## Challenge
Reproduce each line from the records that holds "мнение".

## Saved entries
____________________

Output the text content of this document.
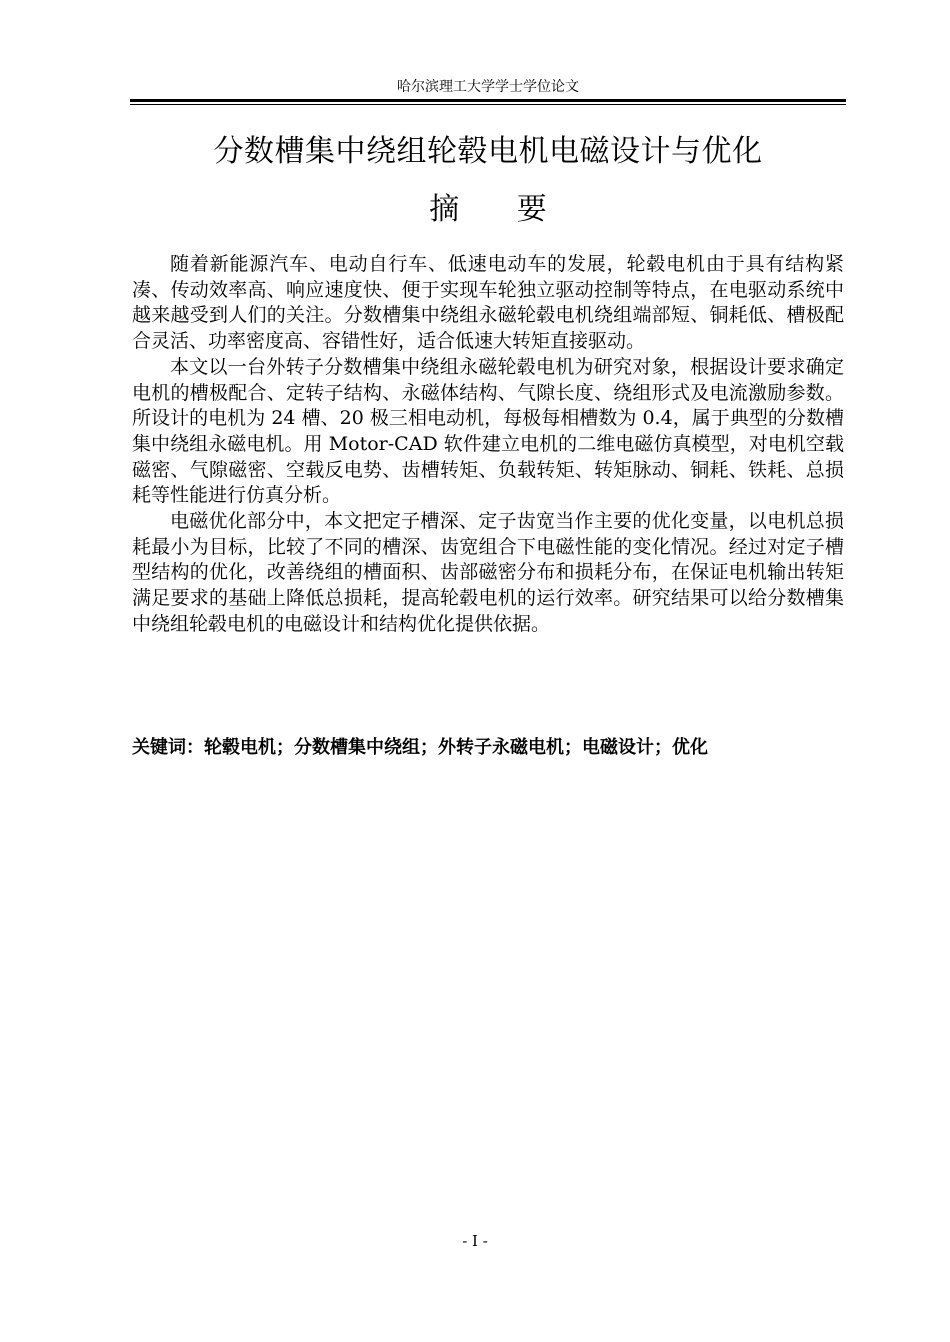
哈尔滨理工大学学士学位论文
分数槽集中绕组轮毂电机电磁设计与优化
摘 要

随着新能源汽车、电动自行车、低速电动车的发展，轮毂电机由于具有结构紧凑、传动效率高、响应速度快、便于实现车轮独立驱动控制等特点，在电驱动系统中越来越受到人们的关注。分数槽集中绕组永磁轮毂电机绕组端部短、铜耗低、槽极配合灵活、功率密度高、容错性好，适合低速大转矩直接驱动。

本文以一台外转子分数槽集中绕组永磁轮毂电机为研究对象，根据设计要求确定电机的槽极配合、定转子结构、永磁体结构、气隙长度、绕组形式及电流激励参数。所设计的电机为 24 槽、20 极三相电动机，每极每相槽数为 0.4，属于典型的分数槽集中绕组永磁电机。用 Motor-CAD 软件建立电机的二维电磁仿真模型，对电机空载磁密、气隙磁密、空载反电势、齿槽转矩、负载转矩、转矩脉动、铜耗、铁耗、总损耗等性能进行仿真分析。

电磁优化部分中，本文把定子槽深、定子齿宽当作主要的优化变量，以电机总损耗最小为目标，比较了不同的槽深、齿宽组合下电磁性能的变化情况。经过对定子槽型结构的优化，改善绕组的槽面积、齿部磁密分布和损耗分布，在保证电机输出转矩满足要求的基础上降低总损耗，提高轮毂电机的运行效率。研究结果可以给分数槽集中绕组轮毂电机的电磁设计和结构优化提供依据。

关键词：轮毂电机；分数槽集中绕组；外转子永磁电机；电磁设计；优化

- I -
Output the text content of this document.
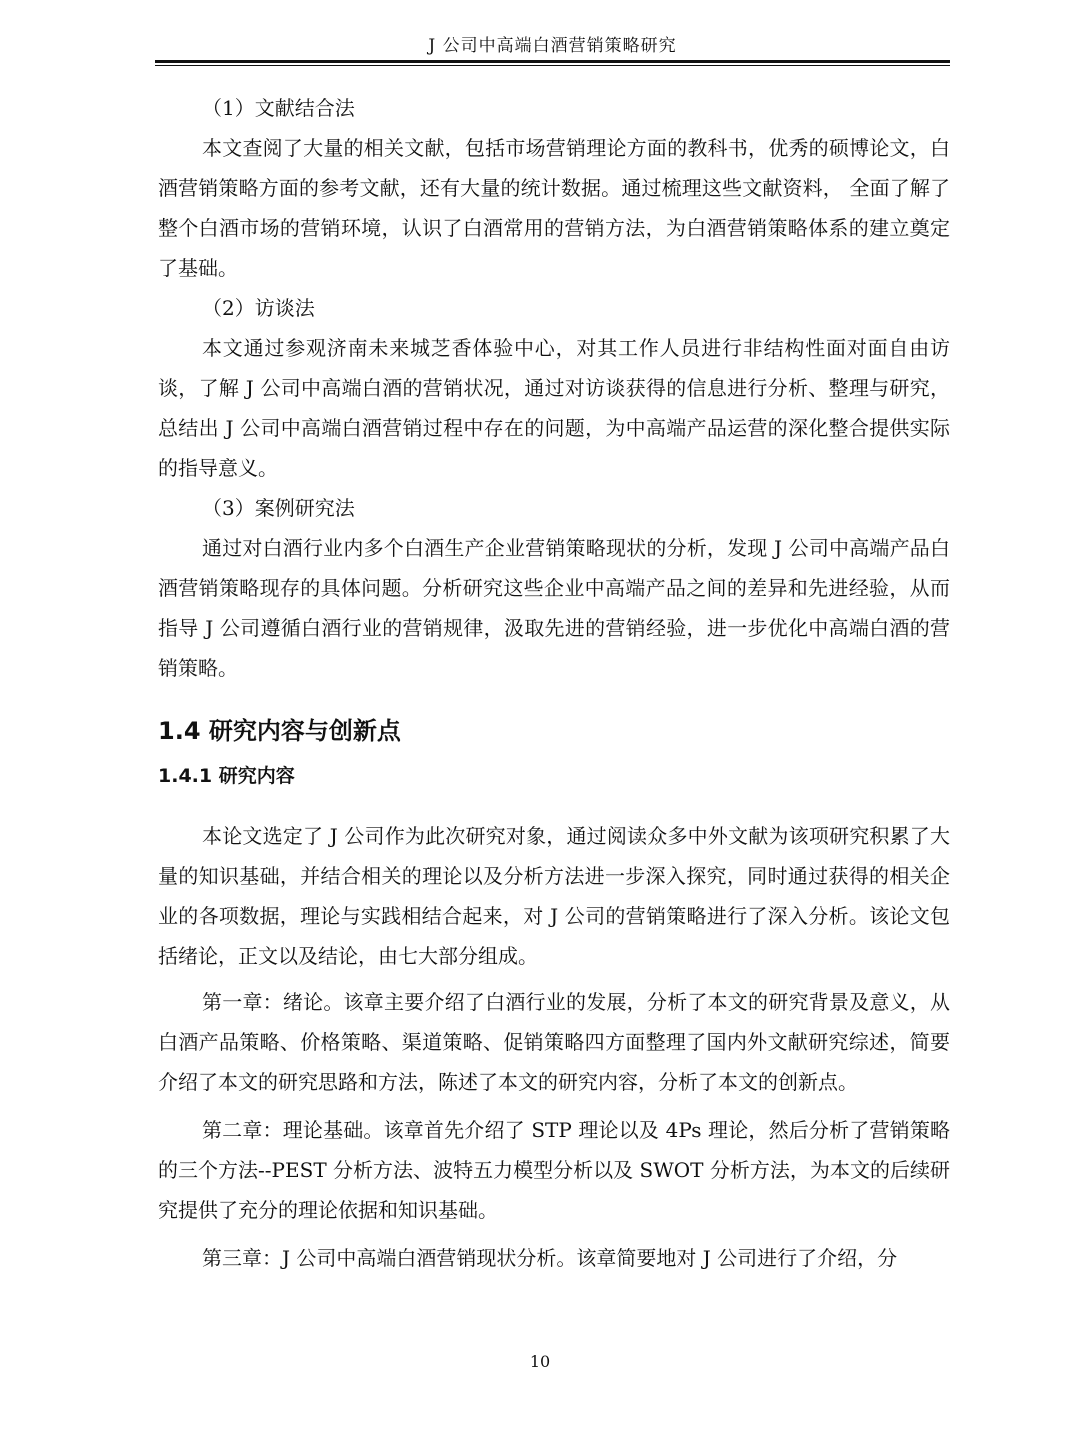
J 公司中高端白酒营销策略研究

（1）文献结合法

本文查阅了大量的相关文献，包括市场营销理论方面的教科书，优秀的硕博论文，白酒营销策略方面的参考文献，还有大量的统计数据。通过梳理这些文献资料， 全面了解了整个白酒市场的营销环境，认识了白酒常用的营销方法，为白酒营销策略体系的建立奠定了基础。

（2）访谈法

本文通过参观济南未来城芝香体验中心，对其工作人员进行非结构性面对面自由访谈，了解 J 公司中高端白酒的营销状况，通过对访谈获得的信息进行分析、整理与研究，总结出 J 公司中高端白酒营销过程中存在的问题，为中高端产品运营的深化整合提供实际的指导意义。

（3）案例研究法

通过对白酒行业内多个白酒生产企业营销策略现状的分析，发现 J 公司中高端产品白酒营销策略现存的具体问题。分析研究这些企业中高端产品之间的差异和先进经验，从而指导 J 公司遵循白酒行业的营销规律，汲取先进的营销经验，进一步优化中高端白酒的营销策略。

1.4 研究内容与创新点
1.4.1 研究内容

本论文选定了 J 公司作为此次研究对象，通过阅读众多中外文献为该项研究积累了大量的知识基础，并结合相关的理论以及分析方法进一步深入探究，同时通过获得的相关企业的各项数据，理论与实践相结合起来，对 J 公司的营销策略进行了深入分析。该论文包括绪论，正文以及结论，由七大部分组成。

第一章：绪论。该章主要介绍了白酒行业的发展，分析了本文的研究背景及意义，从白酒产品策略、价格策略、渠道策略、促销策略四方面整理了国内外文献研究综述，简要介绍了本文的研究思路和方法，陈述了本文的研究内容，分析了本文的创新点。

第二章：理论基础。该章首先介绍了 STP 理论以及 4Ps 理论，然后分析了营销策略的三个方法--PEST 分析方法、波特五力模型分析以及 SWOT 分析方法，为本文的后续研究提供了充分的理论依据和知识基础。

第三章：J 公司中高端白酒营销现状分析。该章简要地对 J 公司进行了介绍，分

10
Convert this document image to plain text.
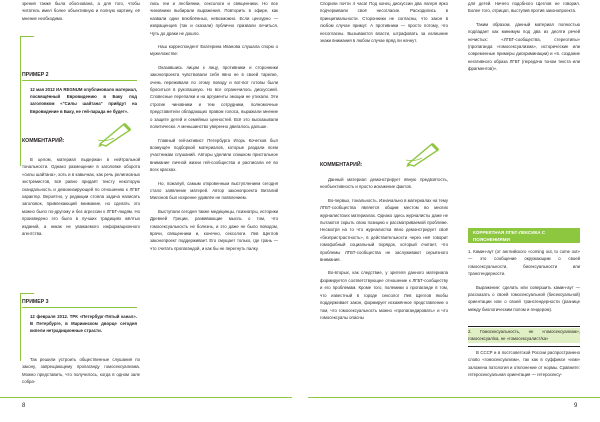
зрения также была обоснована, а для того, чтобы читатель имел более объективную и полную картину, её мнение необходимо.

ПРИМЕР 2
12 мая 2012 ИА REGNUM опубликовало материал, посвящённый Евровидению в Баку под заголовком «"Силы шайтана" прийдут на Евровидение в Баку, не гей-парада не будет».
КОММЕНТАРИЙ:

В целом, материал выдержан в нейтральной тональности. Однако размещение в заголовке оборота «силы шайтана», хоть и в кавычках, как речь религиозных экстремистов, всё равно придаёт тексту некоторую скандальность и демонизирующей по отношению к ЛГБТ характер. Вероятно, у редакции стояла задача написать заголовок, привлекающий внимание, но сделать это можно было по-другому и без агрессии к ЛГБТ-людям. Но произведено это было в лучших традициях жёлтых изданий, а никак не уважаемого информационного агентства.

ПРИМЕР 3
12 февраля 2012. ТРК «Петербург-Пятый канал». В Петербурге, в Мариинском дворце сегодня кипели нетрадиционные страсти.

Так решили устроить общественные слушания по закону, запрещающему пропаганду гомосексуализма. Можно представить, что получилось, когда в одном зале собра-

лись геи и лесбиянки, сексологи и священники. Но все чиновники выбирали выражения. Повторить в эфире, как назвали одни влюблённых, невозможно. Если цензурно — извращенцев (так и сказали) публично призвали лечиться. Чуть до драки не дошло.

Наш корреспондент Екатерина Иванова слушала спорю о мужеложстве:

Оказавшись лицом к лицу, противники и сторонники законопроекта чувствовали себя явно не в своей тарелке, очень переживали по этому поводу и вот-вот готовы были броситься в рукопашную. Но все ограничилось дискуссией. Словесные перепалки и на аргументы эмоции не утихали. Эти строгие чиновники и тем сотрудники, полномочные представители обладающих правом голоса, выражали мнение о защите детей и семейных ценностей. Всё это высказывали политически. А меньшинство уверенно двигалось дальше.

Главный гей-активист Петербурга Игорь Кочетков был возмущён подборкой материалов, которые раздали всем участникам слушаний. Авторы уделили слишком пристальное внимание личной жизни гей-сообщества и расписали её во всех красках.

Но, пожалуй, самым откровенным выступлением сегодня стало заявление матерей. Автор законопроекта Виталий Милонов был искренне удивлён не появлением.

Выступали сегодня также медицинцы, психиатры, историки Древней Греции, развивающие мысль о том, что гомосексуальность не болезнь, и это даже не было поводом, врачи, священники и, конечно, сексологи. Лев Щеглов законопроект поддерживает. Его смущает только, где грань — что считать пропагандой, и как бы не перегнуть палку.

8

Спорили почти 4 часа! Под конец дискуссии два лагеря ярко подчеркивали своё несогласие. Расходились в принципиальности. Сторонники не согласны, что закон в любом случае примут. А противники — просто потому, что несогласны. Вызываются власти, штрафовать за излишние знаки внимания в любом случае вряд ли начнут.

КОММЕНТАРИЙ:

Данный материал демонстрирует явную предвзятость, необъективность и просто искажение фактов.

Во-первых, тональность. Изначально в материалах на тему ЛГБТ-сообщества является общим местом во многих журналистских материалах. Однако здесь журналисты даже не пытаются скрыть свою позицию к рассматриваемой проблеме. Несмотря на то что журналистка явно демонстрирует своё «безпристрастность», в действительности через неё говорит гомофобный социальный порядок, который считает, что проблемы ЛГБТ-сообщества не заслуживают серьёзного внимания.

Во-вторых, как следствие, у зрителя данного материала формируется соответствующее отношение к ЛГБТ-сообществу и его проблемам. Кроме того, полемики о пропаганде в том, что известный в городе сексолог Лев Щеглов якобы поддерживает закон, формирует искажённое представление о том, что гомосексуальность можно «пропагандировать» и что гомосексуалы опасны

для детей. Ничего подобного Щеглов не говорил. Более того, отрицал, выступив против законопроекта.

Таким образом, данный материал полностью подпадает как минимум под два из десяти речей нечистых: «ЛГБТ-сообщества, стереотипы» (пропаганда «гомосексуализма», исторические или современные примеры дискриминации) и «6. создание негативного образа ЛГБТ (передача тоном текста или фрагментов)».

КОРРЕКТНАЯ ЛГБТ-ЛЕКСИКА С ПОЯСНЕНИЯМИ

1. Камин-аут (от английского «coming out, to come out» — это сообщение окружающим о своей гомосексуальности, бисексуальности или трансгендерности.

Выражение: сделать или совершить камин-аут — рассказать о своей гомосексуальной (бисексуальной) ориентации или о своей трансгендерности (разнице между биологическим полом и гендером).

2. Гомосексуальность, не «гомосексуализм», гомосексуал/ка, не «гомосексуалист/ка»

В СССР и в постсоветской России распространено слово «гомосексуализм», так как в суффиксе «изм» заложена патология и отклонение от нормы. Сравните: гетеросексуальная ориентация — гетеросексу-

9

____________________

## Task answer
зрения также была обоснована, а для того, чтобы читатель имел более объективную и полную картину, её мнение необходимо.
Оказавшись лицом к лицу, противники и сторонники законопроекта чувствовали себя явно не в своей тарелке, очень переживали по этому поводу и вот-вот готовы были броситься в рукопашную. Но все ограничилось дискуссией. Словесные перепалки и на аргументы эмоции не утихали. Эти строгие чиновники и тем сотрудники, полномочные представители обладающих правом голоса, выражали мнение о защите детей и семейных ценностей. Всё это высказывали политически. А меньшинство уверенно двигалось дальше.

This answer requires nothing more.